## MATERIAL PROVIDED

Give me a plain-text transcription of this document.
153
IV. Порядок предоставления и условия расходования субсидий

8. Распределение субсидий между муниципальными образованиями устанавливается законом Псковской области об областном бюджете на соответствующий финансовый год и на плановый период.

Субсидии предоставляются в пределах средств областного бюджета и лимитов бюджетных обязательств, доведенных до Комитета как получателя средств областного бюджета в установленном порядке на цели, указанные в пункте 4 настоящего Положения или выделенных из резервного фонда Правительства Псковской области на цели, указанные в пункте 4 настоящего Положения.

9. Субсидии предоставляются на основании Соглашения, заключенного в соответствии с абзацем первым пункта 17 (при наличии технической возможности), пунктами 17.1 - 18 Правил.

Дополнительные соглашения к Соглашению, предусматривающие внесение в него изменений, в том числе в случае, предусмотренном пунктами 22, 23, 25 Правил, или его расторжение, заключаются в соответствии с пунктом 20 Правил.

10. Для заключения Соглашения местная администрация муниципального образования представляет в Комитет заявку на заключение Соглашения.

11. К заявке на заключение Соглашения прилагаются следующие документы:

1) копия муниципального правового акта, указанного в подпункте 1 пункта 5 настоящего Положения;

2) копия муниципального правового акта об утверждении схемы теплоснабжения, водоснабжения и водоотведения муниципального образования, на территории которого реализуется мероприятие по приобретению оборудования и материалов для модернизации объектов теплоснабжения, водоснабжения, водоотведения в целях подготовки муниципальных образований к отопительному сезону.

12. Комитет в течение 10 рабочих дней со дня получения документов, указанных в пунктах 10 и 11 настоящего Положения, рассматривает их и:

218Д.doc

## WHAT YOU WILL DO
Identify the lines that hold the word "акта". Copy every one of them.

## EXERCISE RESPONSE
1) копия муниципального правового акта, указанного в подпункте 1 пункта 5 настоящего Положения;
2) копия муниципального правового акта об утверждении схемы теплоснабжения, водоснабжения и водоотведения муниципального образования, на территории которого реализуется мероприятие по приобретению оборудования и материалов для модернизации объектов теплоснабжения, водоснабжения, водоотведения в целях подготовки муниципальных образований к отопительному сезону.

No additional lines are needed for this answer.